Data listing –
-------------------------

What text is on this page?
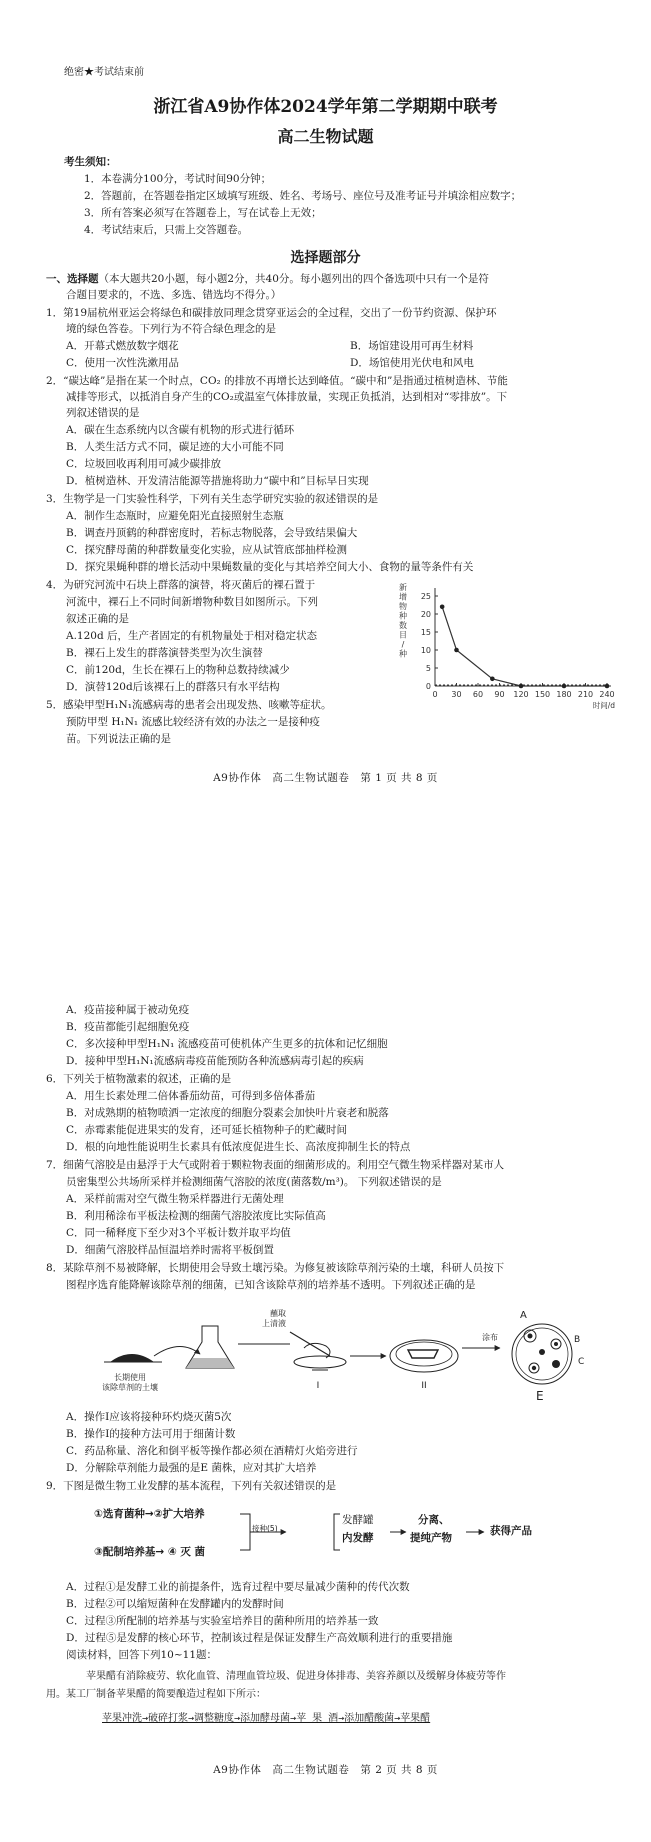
绝密★考试结束前
浙江省A9协作体2024学年第二学期期中联考
高二生物试题
考生须知：
1．本卷满分100分，考试时间90分钟；
2．答题前，在答题卷指定区域填写班级、姓名、考场号、座位号及准考证号并填涂相应数字；
3．所有答案必须写在答题卷上，写在试卷上无效；
4．考试结束后，只需上交答题卷。
选择题部分
一、选择题（本大题共20小题，每小题2分，共40分。每小题列出的四个备选项中只有一个是符
合题目要求的，不选、多选、错选均不得分。）
1．第19届杭州亚运会将绿色和碳排放同理念贯穿亚运会的全过程，交出了一份节约资源、保护环
境的绿色答卷。下列行为不符合绿色理念的是
A．开幕式燃放数字烟花	B．场馆建设用可再生材料
C．使用一次性洗漱用品	D．场馆使用光伏电和风电
2．“碳达峰”是指在某一个时点，CO₂ 的排放不再增长达到峰值。“碳中和”是指通过植树造林、节能
减排等形式，以抵消自身产生的CO₂或温室气体排放量，实现正负抵消，达到相对“零排放”。下
列叙述错误的是
A．碳在生态系统内以含碳有机物的形式进行循环
B．人类生活方式不同，碳足迹的大小可能不同
C．垃圾回收再利用可减少碳排放
D．植树造林、开发清洁能源等措施将助力“碳中和”目标早日实现
3．生物学是一门实验性科学，下列有关生态学研究实验的叙述错误的是
A．制作生态瓶时，应避免阳光直接照射生态瓶
B．调查丹顶鹤的种群密度时，若标志物脱落，会导致结果偏大
C．探究酵母菌的种群数量变化实验，应从试管底部抽样检测
D．探究果蝇种群的增长活动中果蝇数量的变化与其培养空间大小、食物的量等条件有关
4．为研究河流中石块上群落的演替，将灭菌后的裸石置于
河流中，裸石上不同时间新增物种数目如图所示。下列
叙述正确的是
A.120d 后，生产者固定的有机物量处于相对稳定状态
B．裸石上发生的群落演替类型为次生演替
C．前120d，生长在裸石上的物种总数持续减少
D．演替120d后该裸石上的群落只有水平结构
新
增
物
种
数
目
/
种
0 30 60 90 120 150 180 210 240
0
5
10
15
20
25
时间/d
5．感染甲型H₁N₁流感病毒的患者会出现发热、咳嗽等症状。
预防甲型 H₁N₁ 流感比较经济有效的办法之一是接种疫
苗。下列说法正确的是
A9协作体　高二生物试题卷　第 1 页 共 8 页
A．疫苗接种属于被动免疫
B．疫苗都能引起细胞免疫
C．多次接种甲型H₁N₁ 流感疫苗可使机体产生更多的抗体和记忆细胞
D．接种甲型H₁N₁流感病毒疫苗能预防各种流感病毒引起的疾病
6．下列关于植物激素的叙述，正确的是
A．用生长素处理二倍体番茄幼苗，可得到多倍体番茄
B．对成熟期的植物喷洒一定浓度的细胞分裂素会加快叶片衰老和脱落
C．赤霉素能促进果实的发育，还可延长植物种子的贮藏时间
D．根的向地性能说明生长素具有低浓度促进生长、高浓度抑制生长的特点
7．细菌气溶胶是由悬浮于大气或附着于颗粒物表面的细菌形成的。利用空气微生物采样器对某市人
员密集型公共场所采样并检测细菌气溶胶的浓度(菌落数/m³)。 下列叙述错误的是
A．采样前需对空气微生物采样器进行无菌处理
B．利用稀涂布平板法检测的细菌气溶胶浓度比实际值高
C．同一稀释度下至少对3个平板计数并取平均值
D．细菌气溶胶样品恒温培养时需将平板倒置
8．某除草剂不易被降解，长期使用会导致土壤污染。为修复被该除草剂污染的土壤，科研人员按下
图程序选育能降解该除草剂的细菌，已知含该除草剂的培养基不透明。下列叙述正确的是
长期使用
该除草剂的土壤
蘸取
上清液
I	II
涂布
A
B
C
E
A．操作Ⅰ应该将接种环灼烧灭菌5次
B．操作Ⅰ的接种方法可用于细菌计数
C．药品称量、溶化和倒平板等操作都必须在酒精灯火焰旁进行
D．分解除草剂能力最强的是E 菌株，应对其扩大培养
9．下图是微生物工业发酵的基本流程，下列有关叙述错误的是
①选育菌种→②扩大培养
③配制培养基→ ④ 灭 菌
接种(5)
发酵罐
内发酵
分离、
提纯产物
获得产品
A．过程①是发酵工业的前提条件，选育过程中要尽量减少菌种的传代次数
B．过程②可以缩短菌种在发酵罐内的发酵时间
C．过程③所配制的培养基与实验室培养目的菌种所用的培养基一致
D．过程⑤是发酵的核心环节，控制该过程是保证发酵生产高效顺利进行的重要措施
阅读材料，回答下列10~11题：
苹果醋有消除疲劳、软化血管、清理血管垃圾、促进身体排毒、美容养颜以及缓解身体疲劳等作
用。某工厂制备苹果醋的简要酿造过程如下所示：
苹果冲洗→破碎打浆→调整糖度→添加酵母菌→苹 果 酒→添加醋酸菌→苹果醋
A9协作体　高二生物试题卷　第 2 页 共 8 页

-------------------------

Task goal – Go through the material above and count the lines that contain "高二生物试题卷"; answer with the number alone.

Full solution – 2